-- Provided records start --

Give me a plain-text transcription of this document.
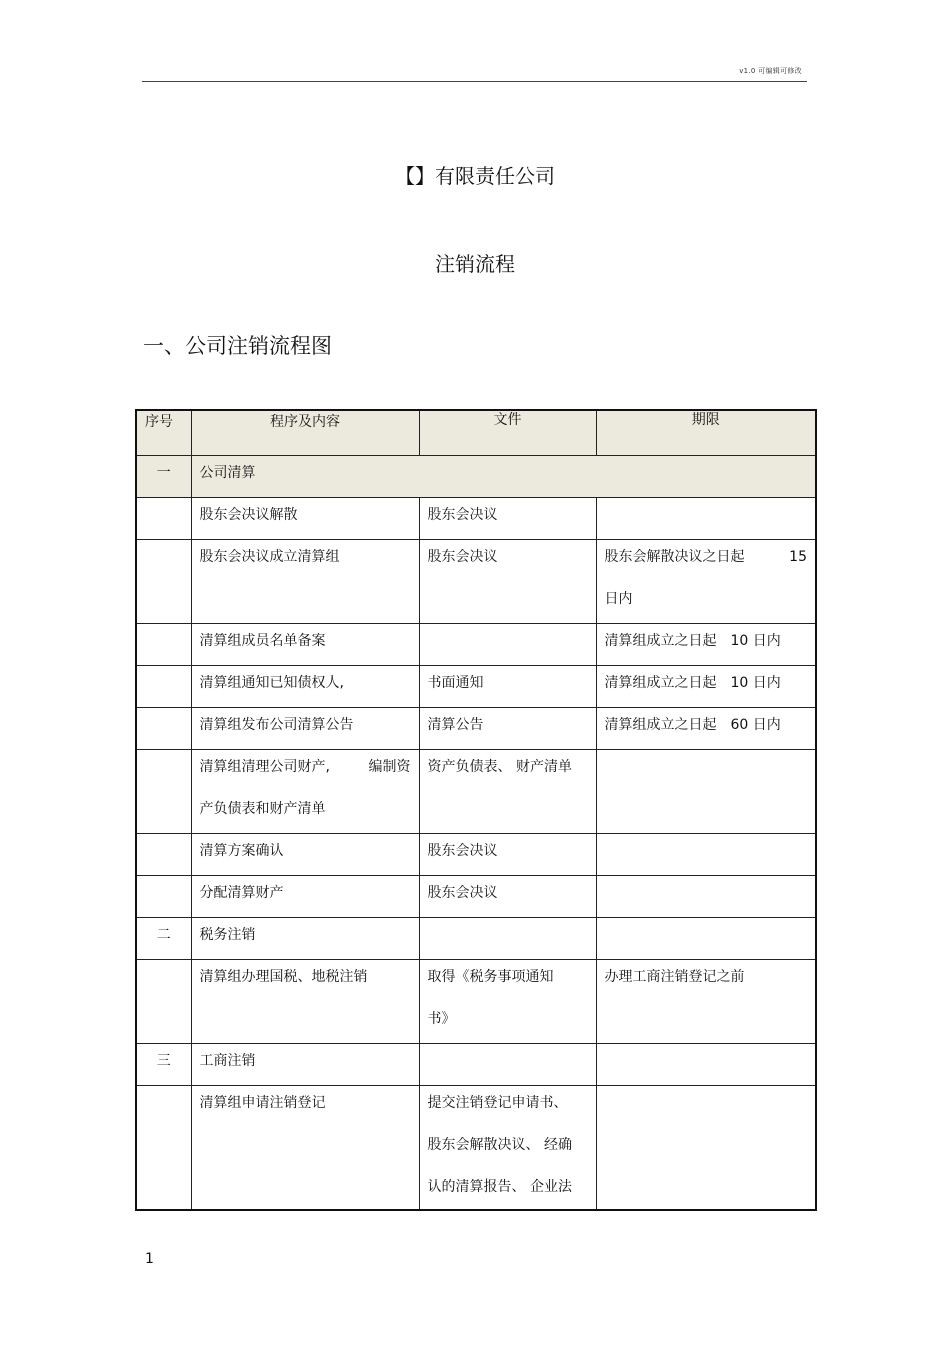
v1.0 可编辑可修改
【】有限责任公司
注销流程
一、公司注销流程图
序号	程序及内容	文件	期限

一	公司清算		

	股东会决议解散	股东会决议	

	股东会决议成立清算组	股东会决议	股东会解散决议之日起 15
日内

	清算组成员名单备案		清算组成立之日起　10 日内

	清算组通知已知债权人,	书面通知	清算组成立之日起　10 日内

	清算组发布公司清算公告	清算公告	清算组成立之日起　60 日内

	清算组清理公司财产, 编制资
产负债表和财产清单	资产负债表、 财产清单	

	清算方案确认	股东会决议	

	分配清算财产	股东会决议	

二	税务注销		

	清算组办理国税、地税注销	取得《税务事项通知
书》	办理工商注销登记之前

三	工商注销		

	清算组申请注销登记	提交注销登记申请书、
股东会解散决议、 经确
认的清算报告、 企业法	

1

-- Provided records end --

▶ _What is asked_: Return every line of the records exactly as given, pictures excluded.

▶ _The result_:
Give me a plain-text transcription of this document.
v1.0 可编辑可修改
【】有限责任公司
注销流程
一、公司注销流程图
序号	程序及内容	文件	期限

一	公司清算		

	股东会决议解散	股东会决议	

	股东会决议成立清算组	股东会决议	股东会解散决议之日起 15
日内

	清算组成员名单备案		清算组成立之日起　10 日内

	清算组通知已知债权人,	书面通知	清算组成立之日起　10 日内

	清算组发布公司清算公告	清算公告	清算组成立之日起　60 日内

	清算组清理公司财产, 编制资
产负债表和财产清单	资产负债表、 财产清单	

	清算方案确认	股东会决议	

	分配清算财产	股东会决议	

二	税务注销		

	清算组办理国税、地税注销	取得《税务事项通知
书》	办理工商注销登记之前

三	工商注销		

	清算组申请注销登记	提交注销登记申请书、
股东会解散决议、 经确
认的清算报告、 企业法	

1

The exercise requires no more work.